Set problem — Look through the data below and return each line where "White" appears.

[Exercise data start]

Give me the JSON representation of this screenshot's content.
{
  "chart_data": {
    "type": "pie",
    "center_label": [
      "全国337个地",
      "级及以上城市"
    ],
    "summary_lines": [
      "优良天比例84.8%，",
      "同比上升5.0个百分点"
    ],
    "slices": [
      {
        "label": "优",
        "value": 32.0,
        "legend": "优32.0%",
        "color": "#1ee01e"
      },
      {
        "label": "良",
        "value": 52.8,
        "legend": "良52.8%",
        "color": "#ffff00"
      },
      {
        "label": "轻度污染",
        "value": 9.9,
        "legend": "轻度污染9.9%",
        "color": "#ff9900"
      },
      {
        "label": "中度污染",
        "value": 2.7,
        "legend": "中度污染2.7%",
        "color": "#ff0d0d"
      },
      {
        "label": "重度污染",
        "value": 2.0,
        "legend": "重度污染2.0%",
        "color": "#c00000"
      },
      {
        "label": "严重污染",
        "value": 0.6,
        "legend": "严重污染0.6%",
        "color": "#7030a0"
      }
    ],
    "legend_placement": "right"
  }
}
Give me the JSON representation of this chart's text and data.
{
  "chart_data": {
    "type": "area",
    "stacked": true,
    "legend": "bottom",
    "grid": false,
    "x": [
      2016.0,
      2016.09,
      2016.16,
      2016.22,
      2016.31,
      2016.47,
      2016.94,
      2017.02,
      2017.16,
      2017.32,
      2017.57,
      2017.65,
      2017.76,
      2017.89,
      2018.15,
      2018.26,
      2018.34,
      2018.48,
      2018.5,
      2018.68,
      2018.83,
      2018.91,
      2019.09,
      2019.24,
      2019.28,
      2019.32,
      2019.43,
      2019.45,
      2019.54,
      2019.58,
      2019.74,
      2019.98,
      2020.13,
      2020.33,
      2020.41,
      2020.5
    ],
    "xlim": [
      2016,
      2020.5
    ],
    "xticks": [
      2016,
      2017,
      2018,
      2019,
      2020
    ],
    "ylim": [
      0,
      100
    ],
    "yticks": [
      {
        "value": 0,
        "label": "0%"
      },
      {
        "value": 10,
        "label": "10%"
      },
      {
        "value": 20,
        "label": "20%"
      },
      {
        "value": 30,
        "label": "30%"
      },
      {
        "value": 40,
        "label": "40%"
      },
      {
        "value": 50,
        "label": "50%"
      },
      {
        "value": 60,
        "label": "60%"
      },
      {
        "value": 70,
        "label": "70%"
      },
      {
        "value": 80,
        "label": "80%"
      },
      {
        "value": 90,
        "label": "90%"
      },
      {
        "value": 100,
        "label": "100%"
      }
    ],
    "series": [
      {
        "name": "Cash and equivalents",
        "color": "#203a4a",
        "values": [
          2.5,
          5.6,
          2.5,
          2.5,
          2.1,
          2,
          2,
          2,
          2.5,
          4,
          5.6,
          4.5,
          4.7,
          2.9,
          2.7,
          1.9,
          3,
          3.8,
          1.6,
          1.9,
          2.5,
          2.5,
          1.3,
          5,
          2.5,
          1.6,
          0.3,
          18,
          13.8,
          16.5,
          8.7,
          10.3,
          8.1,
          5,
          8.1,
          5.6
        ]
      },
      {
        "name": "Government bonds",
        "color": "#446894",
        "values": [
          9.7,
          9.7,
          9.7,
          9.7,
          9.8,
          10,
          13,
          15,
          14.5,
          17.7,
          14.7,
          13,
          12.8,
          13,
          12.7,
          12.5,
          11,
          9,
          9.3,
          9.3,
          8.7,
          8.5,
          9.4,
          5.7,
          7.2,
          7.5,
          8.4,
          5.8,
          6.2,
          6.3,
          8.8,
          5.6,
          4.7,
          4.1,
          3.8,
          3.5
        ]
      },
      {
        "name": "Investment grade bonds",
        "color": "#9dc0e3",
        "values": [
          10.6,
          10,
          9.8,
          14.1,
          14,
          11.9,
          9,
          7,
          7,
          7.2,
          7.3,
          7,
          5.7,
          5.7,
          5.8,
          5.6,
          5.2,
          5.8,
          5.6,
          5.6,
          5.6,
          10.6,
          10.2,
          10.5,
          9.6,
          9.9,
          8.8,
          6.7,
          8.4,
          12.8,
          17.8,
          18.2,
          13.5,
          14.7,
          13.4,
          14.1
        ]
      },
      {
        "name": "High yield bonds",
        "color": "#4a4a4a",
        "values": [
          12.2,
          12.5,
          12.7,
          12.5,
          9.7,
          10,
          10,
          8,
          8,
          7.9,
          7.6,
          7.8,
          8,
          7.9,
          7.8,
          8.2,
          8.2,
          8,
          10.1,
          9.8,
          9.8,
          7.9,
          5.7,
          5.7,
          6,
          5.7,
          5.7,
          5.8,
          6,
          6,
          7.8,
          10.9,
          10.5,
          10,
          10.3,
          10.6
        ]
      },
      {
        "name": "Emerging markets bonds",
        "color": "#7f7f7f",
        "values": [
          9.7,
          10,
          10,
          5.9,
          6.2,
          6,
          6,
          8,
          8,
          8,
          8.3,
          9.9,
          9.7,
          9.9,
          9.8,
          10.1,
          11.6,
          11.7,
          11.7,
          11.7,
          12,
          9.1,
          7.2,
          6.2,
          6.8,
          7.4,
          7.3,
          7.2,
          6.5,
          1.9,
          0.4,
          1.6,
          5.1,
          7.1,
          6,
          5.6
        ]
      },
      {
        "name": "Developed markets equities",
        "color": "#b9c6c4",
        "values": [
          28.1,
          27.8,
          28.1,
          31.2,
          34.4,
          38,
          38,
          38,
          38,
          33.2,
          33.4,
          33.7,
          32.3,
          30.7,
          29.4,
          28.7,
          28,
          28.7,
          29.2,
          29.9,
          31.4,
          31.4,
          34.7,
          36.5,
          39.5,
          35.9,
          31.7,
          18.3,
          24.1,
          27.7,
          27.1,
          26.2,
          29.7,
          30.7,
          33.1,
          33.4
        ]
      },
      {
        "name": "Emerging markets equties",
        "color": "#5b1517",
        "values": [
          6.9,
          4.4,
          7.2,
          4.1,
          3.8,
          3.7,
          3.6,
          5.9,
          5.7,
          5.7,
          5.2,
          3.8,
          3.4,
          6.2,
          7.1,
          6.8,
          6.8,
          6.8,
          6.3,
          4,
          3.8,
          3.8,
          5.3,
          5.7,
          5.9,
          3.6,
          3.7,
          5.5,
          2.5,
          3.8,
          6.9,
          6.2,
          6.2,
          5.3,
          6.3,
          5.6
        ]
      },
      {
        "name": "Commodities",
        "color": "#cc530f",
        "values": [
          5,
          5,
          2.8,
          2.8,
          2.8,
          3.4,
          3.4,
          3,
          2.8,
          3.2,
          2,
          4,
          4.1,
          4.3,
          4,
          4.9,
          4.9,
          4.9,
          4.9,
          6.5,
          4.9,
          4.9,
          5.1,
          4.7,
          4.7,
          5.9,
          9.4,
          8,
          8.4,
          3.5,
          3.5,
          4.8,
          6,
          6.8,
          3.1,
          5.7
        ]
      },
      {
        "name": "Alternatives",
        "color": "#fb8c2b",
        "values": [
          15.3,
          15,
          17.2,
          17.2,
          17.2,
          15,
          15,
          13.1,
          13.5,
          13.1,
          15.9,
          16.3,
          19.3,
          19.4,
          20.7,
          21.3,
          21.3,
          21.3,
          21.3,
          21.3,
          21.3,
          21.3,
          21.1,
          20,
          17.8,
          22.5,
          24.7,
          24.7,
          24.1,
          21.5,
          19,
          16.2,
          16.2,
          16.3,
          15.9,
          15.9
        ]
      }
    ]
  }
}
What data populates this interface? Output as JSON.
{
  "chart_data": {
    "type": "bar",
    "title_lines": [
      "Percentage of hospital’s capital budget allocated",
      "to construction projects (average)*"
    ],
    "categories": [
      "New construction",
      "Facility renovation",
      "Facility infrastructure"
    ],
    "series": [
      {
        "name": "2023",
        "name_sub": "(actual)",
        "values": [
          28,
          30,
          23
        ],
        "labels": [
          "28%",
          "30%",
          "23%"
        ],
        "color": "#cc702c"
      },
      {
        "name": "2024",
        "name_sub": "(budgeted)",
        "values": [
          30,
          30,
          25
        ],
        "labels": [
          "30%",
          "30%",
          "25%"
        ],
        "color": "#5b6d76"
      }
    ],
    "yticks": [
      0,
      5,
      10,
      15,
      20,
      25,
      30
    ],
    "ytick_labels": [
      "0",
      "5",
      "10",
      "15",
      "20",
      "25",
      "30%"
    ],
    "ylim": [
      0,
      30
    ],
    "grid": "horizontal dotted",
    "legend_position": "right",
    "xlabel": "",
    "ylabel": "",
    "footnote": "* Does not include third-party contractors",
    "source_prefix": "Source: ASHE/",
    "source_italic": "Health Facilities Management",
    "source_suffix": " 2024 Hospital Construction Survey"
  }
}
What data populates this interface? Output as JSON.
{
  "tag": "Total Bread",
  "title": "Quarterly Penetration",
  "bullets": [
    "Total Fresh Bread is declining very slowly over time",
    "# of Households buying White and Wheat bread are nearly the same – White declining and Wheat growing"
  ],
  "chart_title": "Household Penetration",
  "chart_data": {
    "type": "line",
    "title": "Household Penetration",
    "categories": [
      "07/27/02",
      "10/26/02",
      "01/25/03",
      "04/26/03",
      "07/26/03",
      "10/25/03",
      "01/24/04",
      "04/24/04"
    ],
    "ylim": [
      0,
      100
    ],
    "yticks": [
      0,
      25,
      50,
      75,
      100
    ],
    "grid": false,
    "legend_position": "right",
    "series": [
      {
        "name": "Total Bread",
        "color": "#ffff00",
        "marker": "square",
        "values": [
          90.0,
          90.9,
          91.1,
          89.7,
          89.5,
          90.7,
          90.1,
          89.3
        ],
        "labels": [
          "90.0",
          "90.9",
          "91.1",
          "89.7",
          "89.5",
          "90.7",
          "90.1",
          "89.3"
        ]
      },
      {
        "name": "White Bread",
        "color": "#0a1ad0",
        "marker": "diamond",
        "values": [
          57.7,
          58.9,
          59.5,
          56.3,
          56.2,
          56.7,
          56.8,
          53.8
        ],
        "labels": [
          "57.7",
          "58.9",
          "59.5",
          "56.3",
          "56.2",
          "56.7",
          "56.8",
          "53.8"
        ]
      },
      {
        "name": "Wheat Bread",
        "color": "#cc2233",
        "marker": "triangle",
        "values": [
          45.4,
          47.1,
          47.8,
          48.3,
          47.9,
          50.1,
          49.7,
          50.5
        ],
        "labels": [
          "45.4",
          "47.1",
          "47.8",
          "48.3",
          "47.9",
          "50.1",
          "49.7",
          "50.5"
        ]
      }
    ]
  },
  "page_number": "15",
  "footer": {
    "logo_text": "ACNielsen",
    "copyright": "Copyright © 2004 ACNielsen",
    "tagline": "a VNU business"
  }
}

[Exercise data end]

Exercise solution —
    "# of Households buying White and Wheat bread are nearly the same – White declining and Wheat growing"
        "name": "White Bread",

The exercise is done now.